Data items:
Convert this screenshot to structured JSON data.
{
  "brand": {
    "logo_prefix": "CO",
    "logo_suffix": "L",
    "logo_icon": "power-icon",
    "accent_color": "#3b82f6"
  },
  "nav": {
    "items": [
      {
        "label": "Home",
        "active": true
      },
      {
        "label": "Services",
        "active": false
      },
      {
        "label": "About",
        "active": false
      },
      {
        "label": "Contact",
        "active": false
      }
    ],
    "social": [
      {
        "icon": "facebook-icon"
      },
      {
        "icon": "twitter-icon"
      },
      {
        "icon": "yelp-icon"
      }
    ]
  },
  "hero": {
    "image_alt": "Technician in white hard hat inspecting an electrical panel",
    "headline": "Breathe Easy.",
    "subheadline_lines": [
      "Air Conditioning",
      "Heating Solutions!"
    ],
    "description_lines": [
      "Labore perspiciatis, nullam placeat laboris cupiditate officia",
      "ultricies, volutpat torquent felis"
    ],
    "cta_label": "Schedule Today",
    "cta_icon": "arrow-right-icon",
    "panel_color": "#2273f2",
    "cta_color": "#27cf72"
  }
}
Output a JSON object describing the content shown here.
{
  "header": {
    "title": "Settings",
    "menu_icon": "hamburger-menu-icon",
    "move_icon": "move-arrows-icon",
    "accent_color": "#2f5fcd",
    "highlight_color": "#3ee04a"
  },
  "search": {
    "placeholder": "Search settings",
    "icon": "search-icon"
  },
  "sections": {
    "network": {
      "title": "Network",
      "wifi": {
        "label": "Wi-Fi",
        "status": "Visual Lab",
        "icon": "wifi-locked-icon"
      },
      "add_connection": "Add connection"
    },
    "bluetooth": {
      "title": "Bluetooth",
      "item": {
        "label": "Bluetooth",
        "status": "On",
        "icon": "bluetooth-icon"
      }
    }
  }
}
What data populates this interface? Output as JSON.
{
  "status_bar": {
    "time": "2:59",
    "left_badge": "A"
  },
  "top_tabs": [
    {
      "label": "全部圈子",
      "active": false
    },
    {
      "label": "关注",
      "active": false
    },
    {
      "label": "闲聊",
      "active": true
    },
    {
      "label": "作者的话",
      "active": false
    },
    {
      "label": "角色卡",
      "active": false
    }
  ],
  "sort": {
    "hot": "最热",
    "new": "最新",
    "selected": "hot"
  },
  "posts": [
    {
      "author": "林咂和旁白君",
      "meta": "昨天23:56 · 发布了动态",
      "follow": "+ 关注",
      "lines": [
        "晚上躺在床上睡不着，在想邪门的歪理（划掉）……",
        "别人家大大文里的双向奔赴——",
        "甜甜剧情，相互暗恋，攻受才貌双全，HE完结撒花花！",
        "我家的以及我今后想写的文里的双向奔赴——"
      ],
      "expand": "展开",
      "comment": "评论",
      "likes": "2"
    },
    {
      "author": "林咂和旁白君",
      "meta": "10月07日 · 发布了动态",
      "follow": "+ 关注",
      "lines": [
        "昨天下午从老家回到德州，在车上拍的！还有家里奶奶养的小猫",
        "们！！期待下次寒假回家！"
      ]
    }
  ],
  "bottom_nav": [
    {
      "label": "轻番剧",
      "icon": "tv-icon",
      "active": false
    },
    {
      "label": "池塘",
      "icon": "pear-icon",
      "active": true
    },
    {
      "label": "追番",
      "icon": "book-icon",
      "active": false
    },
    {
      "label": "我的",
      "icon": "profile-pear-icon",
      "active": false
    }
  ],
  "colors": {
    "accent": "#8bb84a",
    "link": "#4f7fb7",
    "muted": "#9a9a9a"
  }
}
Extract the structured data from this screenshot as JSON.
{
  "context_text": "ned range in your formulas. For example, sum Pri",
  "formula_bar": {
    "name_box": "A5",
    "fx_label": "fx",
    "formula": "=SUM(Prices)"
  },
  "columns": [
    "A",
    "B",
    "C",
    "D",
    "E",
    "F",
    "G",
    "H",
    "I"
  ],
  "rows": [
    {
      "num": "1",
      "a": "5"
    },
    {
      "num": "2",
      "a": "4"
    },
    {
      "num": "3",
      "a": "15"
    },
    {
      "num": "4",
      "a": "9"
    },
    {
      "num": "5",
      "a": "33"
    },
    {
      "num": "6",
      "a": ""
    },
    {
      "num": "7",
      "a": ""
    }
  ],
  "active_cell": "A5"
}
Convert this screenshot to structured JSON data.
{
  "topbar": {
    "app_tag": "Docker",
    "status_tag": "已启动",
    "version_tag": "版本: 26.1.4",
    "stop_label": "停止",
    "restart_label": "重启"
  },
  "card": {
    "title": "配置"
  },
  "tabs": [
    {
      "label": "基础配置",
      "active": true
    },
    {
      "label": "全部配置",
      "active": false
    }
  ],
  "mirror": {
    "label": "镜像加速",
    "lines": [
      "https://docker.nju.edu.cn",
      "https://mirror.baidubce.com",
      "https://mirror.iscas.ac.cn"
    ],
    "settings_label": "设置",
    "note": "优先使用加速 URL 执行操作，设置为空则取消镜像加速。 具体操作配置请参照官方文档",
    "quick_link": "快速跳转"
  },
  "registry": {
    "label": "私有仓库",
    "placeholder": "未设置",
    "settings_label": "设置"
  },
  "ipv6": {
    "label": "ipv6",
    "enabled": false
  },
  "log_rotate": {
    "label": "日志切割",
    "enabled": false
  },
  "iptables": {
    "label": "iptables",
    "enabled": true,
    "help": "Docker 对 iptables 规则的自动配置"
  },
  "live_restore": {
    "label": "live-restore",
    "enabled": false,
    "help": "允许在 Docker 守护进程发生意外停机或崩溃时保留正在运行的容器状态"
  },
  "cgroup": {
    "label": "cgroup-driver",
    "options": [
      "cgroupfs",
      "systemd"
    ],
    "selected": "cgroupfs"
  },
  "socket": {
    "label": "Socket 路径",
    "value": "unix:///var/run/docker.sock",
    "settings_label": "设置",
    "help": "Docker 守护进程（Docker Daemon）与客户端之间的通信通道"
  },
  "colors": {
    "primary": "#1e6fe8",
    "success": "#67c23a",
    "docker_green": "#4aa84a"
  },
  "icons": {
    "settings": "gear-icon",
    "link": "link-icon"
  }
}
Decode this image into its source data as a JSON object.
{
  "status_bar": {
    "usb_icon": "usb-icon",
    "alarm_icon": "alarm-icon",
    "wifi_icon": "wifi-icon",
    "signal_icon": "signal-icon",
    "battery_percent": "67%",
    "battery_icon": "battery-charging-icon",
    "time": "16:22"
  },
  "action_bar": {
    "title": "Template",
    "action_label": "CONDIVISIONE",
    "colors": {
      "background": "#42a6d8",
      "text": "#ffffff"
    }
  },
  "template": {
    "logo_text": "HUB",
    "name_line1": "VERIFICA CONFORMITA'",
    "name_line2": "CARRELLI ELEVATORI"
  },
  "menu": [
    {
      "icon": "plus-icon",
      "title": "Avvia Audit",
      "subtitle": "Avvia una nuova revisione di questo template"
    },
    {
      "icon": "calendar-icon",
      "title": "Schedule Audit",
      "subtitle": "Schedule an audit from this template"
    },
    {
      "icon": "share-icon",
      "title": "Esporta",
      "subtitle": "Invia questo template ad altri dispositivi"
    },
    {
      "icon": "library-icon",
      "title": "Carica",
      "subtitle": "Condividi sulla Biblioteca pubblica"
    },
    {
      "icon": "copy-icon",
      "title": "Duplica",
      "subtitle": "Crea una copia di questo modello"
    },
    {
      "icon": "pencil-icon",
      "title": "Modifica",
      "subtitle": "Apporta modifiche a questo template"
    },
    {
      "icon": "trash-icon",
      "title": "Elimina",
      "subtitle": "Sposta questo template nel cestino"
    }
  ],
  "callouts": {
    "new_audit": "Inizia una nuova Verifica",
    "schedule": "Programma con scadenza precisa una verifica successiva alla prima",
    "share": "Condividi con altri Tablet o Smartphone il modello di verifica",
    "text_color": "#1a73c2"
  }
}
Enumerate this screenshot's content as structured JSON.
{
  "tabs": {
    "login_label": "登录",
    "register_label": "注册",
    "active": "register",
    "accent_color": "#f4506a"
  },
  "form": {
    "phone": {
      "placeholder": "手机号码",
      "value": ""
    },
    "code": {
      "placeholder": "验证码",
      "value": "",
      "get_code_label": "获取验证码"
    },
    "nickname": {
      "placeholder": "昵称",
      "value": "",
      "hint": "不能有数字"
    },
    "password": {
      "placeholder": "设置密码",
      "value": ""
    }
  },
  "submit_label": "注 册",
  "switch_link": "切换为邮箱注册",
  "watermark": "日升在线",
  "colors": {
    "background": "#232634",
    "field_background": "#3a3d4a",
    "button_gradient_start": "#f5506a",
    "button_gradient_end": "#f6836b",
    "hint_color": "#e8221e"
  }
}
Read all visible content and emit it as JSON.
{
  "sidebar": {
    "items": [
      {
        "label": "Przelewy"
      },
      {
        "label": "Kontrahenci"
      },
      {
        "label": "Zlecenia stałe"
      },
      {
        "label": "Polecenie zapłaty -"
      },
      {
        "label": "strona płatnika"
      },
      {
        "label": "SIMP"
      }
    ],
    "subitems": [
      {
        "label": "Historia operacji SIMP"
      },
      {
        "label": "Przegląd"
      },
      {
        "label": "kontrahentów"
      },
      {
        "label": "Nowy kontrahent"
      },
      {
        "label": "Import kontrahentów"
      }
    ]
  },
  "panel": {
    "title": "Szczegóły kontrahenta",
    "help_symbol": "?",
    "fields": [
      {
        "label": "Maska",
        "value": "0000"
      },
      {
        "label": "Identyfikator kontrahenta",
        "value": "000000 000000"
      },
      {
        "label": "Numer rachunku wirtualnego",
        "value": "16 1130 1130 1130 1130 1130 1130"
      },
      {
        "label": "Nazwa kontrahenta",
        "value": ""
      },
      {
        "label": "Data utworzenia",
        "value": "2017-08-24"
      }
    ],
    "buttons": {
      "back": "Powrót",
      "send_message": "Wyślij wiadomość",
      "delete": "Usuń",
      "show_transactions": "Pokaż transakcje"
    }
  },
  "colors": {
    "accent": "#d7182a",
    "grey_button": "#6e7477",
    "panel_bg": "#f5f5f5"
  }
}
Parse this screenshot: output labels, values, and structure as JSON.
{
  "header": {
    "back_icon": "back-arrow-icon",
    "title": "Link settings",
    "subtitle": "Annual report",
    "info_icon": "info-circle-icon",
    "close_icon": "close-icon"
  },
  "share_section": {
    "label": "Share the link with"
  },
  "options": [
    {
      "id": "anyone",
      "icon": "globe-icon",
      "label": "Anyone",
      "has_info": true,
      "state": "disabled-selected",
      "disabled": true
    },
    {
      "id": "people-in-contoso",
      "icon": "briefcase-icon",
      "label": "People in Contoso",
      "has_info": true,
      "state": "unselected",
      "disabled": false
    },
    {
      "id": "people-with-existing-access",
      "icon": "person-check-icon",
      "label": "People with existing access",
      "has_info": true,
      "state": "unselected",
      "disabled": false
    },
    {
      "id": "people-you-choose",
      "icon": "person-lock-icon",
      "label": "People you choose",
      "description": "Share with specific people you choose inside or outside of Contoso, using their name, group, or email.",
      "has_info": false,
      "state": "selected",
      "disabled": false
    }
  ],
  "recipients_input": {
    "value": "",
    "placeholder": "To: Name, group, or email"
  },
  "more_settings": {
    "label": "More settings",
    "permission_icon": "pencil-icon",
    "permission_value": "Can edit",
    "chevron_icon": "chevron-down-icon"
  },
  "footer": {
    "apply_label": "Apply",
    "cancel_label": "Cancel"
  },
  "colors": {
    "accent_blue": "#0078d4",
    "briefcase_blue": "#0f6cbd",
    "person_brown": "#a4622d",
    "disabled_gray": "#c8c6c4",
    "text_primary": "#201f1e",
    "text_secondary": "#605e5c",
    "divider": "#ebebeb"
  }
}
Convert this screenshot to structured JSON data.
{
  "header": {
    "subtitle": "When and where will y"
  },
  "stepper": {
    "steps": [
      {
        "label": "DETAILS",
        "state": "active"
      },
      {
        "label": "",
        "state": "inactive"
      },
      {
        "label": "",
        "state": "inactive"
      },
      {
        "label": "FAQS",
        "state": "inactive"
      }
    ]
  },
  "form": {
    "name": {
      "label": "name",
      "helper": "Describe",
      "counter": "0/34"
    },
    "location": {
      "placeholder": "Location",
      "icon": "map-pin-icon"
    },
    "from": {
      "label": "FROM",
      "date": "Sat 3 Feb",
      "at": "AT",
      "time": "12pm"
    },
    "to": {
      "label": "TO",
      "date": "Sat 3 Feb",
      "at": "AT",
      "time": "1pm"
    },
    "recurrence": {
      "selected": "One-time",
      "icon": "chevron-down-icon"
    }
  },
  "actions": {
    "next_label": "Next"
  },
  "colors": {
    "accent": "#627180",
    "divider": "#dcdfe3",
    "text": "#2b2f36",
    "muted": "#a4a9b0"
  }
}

* _Task to complete_:
Find the word "kontrahentów" in the data and copy out each line where it turns up.

* _Expected output_:
        "label": "kontrahentów"
        "label": "Import kontrahentów"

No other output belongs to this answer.